[EXTRACTED ENTRIES]
————————

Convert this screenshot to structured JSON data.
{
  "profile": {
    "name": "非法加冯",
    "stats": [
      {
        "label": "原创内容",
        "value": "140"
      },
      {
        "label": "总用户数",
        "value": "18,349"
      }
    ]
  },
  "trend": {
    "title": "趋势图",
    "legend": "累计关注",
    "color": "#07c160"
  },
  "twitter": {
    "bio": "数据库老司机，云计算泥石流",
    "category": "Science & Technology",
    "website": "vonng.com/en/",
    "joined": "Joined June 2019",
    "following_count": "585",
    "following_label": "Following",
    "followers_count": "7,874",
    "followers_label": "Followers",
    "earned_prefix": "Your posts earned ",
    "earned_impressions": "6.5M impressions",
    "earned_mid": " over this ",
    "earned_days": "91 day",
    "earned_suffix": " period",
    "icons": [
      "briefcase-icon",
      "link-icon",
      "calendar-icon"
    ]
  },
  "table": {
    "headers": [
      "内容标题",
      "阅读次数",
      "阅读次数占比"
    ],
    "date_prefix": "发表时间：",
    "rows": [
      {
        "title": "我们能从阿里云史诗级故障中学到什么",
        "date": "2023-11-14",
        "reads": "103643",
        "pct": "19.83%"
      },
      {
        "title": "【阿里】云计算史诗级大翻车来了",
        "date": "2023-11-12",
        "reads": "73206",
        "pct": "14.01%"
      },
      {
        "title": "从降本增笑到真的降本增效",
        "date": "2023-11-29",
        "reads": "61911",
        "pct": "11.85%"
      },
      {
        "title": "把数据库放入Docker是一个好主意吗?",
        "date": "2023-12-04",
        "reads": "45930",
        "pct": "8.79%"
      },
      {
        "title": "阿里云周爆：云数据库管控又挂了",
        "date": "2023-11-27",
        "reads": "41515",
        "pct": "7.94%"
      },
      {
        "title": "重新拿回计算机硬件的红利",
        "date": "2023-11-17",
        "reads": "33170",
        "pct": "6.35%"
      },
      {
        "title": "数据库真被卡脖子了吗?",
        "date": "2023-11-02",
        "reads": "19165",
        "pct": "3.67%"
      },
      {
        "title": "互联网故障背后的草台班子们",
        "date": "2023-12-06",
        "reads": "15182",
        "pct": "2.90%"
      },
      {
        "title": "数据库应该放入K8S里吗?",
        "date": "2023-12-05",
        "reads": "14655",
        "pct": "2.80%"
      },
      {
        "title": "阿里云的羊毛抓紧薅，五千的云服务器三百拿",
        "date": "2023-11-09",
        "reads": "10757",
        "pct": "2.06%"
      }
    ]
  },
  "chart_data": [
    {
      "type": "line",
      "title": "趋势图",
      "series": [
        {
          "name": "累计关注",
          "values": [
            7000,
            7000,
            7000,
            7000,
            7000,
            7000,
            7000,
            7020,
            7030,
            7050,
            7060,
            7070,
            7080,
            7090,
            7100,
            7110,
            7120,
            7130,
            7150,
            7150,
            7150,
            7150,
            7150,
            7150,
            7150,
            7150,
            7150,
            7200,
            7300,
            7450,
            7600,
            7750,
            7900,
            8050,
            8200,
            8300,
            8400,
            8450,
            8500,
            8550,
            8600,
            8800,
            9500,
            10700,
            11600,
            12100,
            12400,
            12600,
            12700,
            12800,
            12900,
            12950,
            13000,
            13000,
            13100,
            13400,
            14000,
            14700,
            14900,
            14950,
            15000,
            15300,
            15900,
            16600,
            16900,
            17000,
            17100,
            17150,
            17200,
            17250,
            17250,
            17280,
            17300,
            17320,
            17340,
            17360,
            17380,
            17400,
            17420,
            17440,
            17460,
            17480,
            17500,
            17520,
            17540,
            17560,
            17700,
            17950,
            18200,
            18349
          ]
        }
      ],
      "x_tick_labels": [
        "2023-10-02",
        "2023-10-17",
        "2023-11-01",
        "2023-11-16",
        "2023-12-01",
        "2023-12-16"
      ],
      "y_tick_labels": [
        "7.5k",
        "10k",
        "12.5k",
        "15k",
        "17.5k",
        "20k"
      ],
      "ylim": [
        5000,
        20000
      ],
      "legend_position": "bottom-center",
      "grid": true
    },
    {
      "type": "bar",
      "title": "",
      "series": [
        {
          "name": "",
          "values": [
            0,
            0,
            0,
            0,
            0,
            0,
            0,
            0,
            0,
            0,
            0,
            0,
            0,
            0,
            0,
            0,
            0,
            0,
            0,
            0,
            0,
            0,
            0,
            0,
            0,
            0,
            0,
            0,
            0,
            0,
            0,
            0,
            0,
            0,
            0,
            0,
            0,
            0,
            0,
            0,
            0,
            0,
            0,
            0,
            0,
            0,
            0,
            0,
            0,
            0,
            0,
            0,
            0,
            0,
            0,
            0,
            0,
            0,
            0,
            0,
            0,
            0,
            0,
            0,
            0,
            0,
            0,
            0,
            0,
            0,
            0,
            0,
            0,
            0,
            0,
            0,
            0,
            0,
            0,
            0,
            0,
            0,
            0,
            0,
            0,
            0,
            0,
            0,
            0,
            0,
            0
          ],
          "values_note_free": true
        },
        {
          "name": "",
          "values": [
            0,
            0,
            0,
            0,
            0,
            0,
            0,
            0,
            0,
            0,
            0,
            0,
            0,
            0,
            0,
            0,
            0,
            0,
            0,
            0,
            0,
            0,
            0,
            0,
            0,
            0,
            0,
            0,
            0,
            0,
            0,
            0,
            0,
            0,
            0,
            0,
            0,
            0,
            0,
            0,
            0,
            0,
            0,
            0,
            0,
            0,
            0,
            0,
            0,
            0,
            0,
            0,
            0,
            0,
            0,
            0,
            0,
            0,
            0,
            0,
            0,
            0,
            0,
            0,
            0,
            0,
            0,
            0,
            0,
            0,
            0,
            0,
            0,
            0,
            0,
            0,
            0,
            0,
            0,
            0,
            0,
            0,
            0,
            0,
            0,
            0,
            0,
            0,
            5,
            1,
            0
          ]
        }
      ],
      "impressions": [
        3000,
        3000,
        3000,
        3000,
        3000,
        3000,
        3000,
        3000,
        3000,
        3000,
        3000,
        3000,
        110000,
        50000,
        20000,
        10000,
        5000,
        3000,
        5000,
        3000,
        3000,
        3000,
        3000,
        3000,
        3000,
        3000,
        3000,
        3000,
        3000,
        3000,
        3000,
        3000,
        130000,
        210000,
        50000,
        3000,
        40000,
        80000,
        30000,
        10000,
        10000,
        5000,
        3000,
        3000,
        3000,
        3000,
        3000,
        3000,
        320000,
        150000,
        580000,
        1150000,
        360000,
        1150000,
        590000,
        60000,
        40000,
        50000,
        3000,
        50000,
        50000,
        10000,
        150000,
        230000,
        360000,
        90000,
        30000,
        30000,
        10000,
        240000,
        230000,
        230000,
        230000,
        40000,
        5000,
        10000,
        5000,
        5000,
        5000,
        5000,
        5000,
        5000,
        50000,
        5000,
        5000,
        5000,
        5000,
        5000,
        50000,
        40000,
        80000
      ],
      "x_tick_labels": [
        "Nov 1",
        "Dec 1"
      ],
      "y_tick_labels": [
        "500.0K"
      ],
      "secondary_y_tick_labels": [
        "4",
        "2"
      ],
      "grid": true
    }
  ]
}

————————

Transcribe all of the lines in the records precisely.

[EXERCISE ANSWER]
Convert this screenshot to structured JSON data.
{
  "profile": {
    "name": "非法加冯",
    "stats": [
      {
        "label": "原创内容",
        "value": "140"
      },
      {
        "label": "总用户数",
        "value": "18,349"
      }
    ]
  },
  "trend": {
    "title": "趋势图",
    "legend": "累计关注",
    "color": "#07c160"
  },
  "twitter": {
    "bio": "数据库老司机，云计算泥石流",
    "category": "Science & Technology",
    "website": "vonng.com/en/",
    "joined": "Joined June 2019",
    "following_count": "585",
    "following_label": "Following",
    "followers_count": "7,874",
    "followers_label": "Followers",
    "earned_prefix": "Your posts earned ",
    "earned_impressions": "6.5M impressions",
    "earned_mid": " over this ",
    "earned_days": "91 day",
    "earned_suffix": " period",
    "icons": [
      "briefcase-icon",
      "link-icon",
      "calendar-icon"
    ]
  },
  "table": {
    "headers": [
      "内容标题",
      "阅读次数",
      "阅读次数占比"
    ],
    "date_prefix": "发表时间：",
    "rows": [
      {
        "title": "我们能从阿里云史诗级故障中学到什么",
        "date": "2023-11-14",
        "reads": "103643",
        "pct": "19.83%"
      },
      {
        "title": "【阿里】云计算史诗级大翻车来了",
        "date": "2023-11-12",
        "reads": "73206",
        "pct": "14.01%"
      },
      {
        "title": "从降本增笑到真的降本增效",
        "date": "2023-11-29",
        "reads": "61911",
        "pct": "11.85%"
      },
      {
        "title": "把数据库放入Docker是一个好主意吗?",
        "date": "2023-12-04",
        "reads": "45930",
        "pct": "8.79%"
      },
      {
        "title": "阿里云周爆：云数据库管控又挂了",
        "date": "2023-11-27",
        "reads": "41515",
        "pct": "7.94%"
      },
      {
        "title": "重新拿回计算机硬件的红利",
        "date": "2023-11-17",
        "reads": "33170",
        "pct": "6.35%"
      },
      {
        "title": "数据库真被卡脖子了吗?",
        "date": "2023-11-02",
        "reads": "19165",
        "pct": "3.67%"
      },
      {
        "title": "互联网故障背后的草台班子们",
        "date": "2023-12-06",
        "reads": "15182",
        "pct": "2.90%"
      },
      {
        "title": "数据库应该放入K8S里吗?",
        "date": "2023-12-05",
        "reads": "14655",
        "pct": "2.80%"
      },
      {
        "title": "阿里云的羊毛抓紧薅，五千的云服务器三百拿",
        "date": "2023-11-09",
        "reads": "10757",
        "pct": "2.06%"
      }
    ]
  },
  "chart_data": [
    {
      "type": "line",
      "title": "趋势图",
      "series": [
        {
          "name": "累计关注",
          "values": [
            7000,
            7000,
            7000,
            7000,
            7000,
            7000,
            7000,
            7020,
            7030,
            7050,
            7060,
            7070,
            7080,
            7090,
            7100,
            7110,
            7120,
            7130,
            7150,
            7150,
            7150,
            7150,
            7150,
            7150,
            7150,
            7150,
            7150,
            7200,
            7300,
            7450,
            7600,
            7750,
            7900,
            8050,
            8200,
            8300,
            8400,
            8450,
            8500,
            8550,
            8600,
            8800,
            9500,
            10700,
            11600,
            12100,
            12400,
            12600,
            12700,
            12800,
            12900,
            12950,
            13000,
            13000,
            13100,
            13400,
            14000,
            14700,
            14900,
            14950,
            15000,
            15300,
            15900,
            16600,
            16900,
            17000,
            17100,
            17150,
            17200,
            17250,
            17250,
            17280,
            17300,
            17320,
            17340,
            17360,
            17380,
            17400,
            17420,
            17440,
            17460,
            17480,
            17500,
            17520,
            17540,
            17560,
            17700,
            17950,
            18200,
            18349
          ]
        }
      ],
      "x_tick_labels": [
        "2023-10-02",
        "2023-10-17",
        "2023-11-01",
        "2023-11-16",
        "2023-12-01",
        "2023-12-16"
      ],
      "y_tick_labels": [
        "7.5k",
        "10k",
        "12.5k",
        "15k",
        "17.5k",
        "20k"
      ],
      "ylim": [
        5000,
        20000
      ],
      "legend_position": "bottom-center",
      "grid": true
    },
    {
      "type": "bar",
      "title": "",
      "series": [
        {
          "name": "",
          "values": [
            0,
            0,
            0,
            0,
            0,
            0,
            0,
            0,
            0,
            0,
            0,
            0,
            0,
            0,
            0,
            0,
            0,
            0,
            0,
            0,
            0,
            0,
            0,
            0,
            0,
            0,
            0,
            0,
            0,
            0,
            0,
            0,
            0,
            0,
            0,
            0,
            0,
            0,
            0,
            0,
            0,
            0,
            0,
            0,
            0,
            0,
            0,
            0,
            0,
            0,
            0,
            0,
            0,
            0,
            0,
            0,
            0,
            0,
            0,
            0,
            0,
            0,
            0,
            0,
            0,
            0,
            0,
            0,
            0,
            0,
            0,
            0,
            0,
            0,
            0,
            0,
            0,
            0,
            0,
            0,
            0,
            0,
            0,
            0,
            0,
            0,
            0,
            0,
            0,
            0,
            0
          ],
          "values_note_free": true
        },
        {
          "name": "",
          "values": [
            0,
            0,
            0,
            0,
            0,
            0,
            0,
            0,
            0,
            0,
            0,
            0,
            0,
            0,
            0,
            0,
            0,
            0,
            0,
            0,
            0,
            0,
            0,
            0,
            0,
            0,
            0,
            0,
            0,
            0,
            0,
            0,
            0,
            0,
            0,
            0,
            0,
            0,
            0,
            0,
            0,
            0,
            0,
            0,
            0,
            0,
            0,
            0,
            0,
            0,
            0,
            0,
            0,
            0,
            0,
            0,
            0,
            0,
            0,
            0,
            0,
            0,
            0,
            0,
            0,
            0,
            0,
            0,
            0,
            0,
            0,
            0,
            0,
            0,
            0,
            0,
            0,
            0,
            0,
            0,
            0,
            0,
            0,
            0,
            0,
            0,
            0,
            0,
            5,
            1,
            0
          ]
        }
      ],
      "impressions": [
        3000,
        3000,
        3000,
        3000,
        3000,
        3000,
        3000,
        3000,
        3000,
        3000,
        3000,
        3000,
        110000,
        50000,
        20000,
        10000,
        5000,
        3000,
        5000,
        3000,
        3000,
        3000,
        3000,
        3000,
        3000,
        3000,
        3000,
        3000,
        3000,
        3000,
        3000,
        3000,
        130000,
        210000,
        50000,
        3000,
        40000,
        80000,
        30000,
        10000,
        10000,
        5000,
        3000,
        3000,
        3000,
        3000,
        3000,
        3000,
        320000,
        150000,
        580000,
        1150000,
        360000,
        1150000,
        590000,
        60000,
        40000,
        50000,
        3000,
        50000,
        50000,
        10000,
        150000,
        230000,
        360000,
        90000,
        30000,
        30000,
        10000,
        240000,
        230000,
        230000,
        230000,
        40000,
        5000,
        10000,
        5000,
        5000,
        5000,
        5000,
        5000,
        5000,
        50000,
        5000,
        5000,
        5000,
        5000,
        5000,
        50000,
        40000,
        80000
      ],
      "x_tick_labels": [
        "Nov 1",
        "Dec 1"
      ],
      "y_tick_labels": [
        "500.0K"
      ],
      "secondary_y_tick_labels": [
        "4",
        "2"
      ],
      "grid": true
    }
  ]
}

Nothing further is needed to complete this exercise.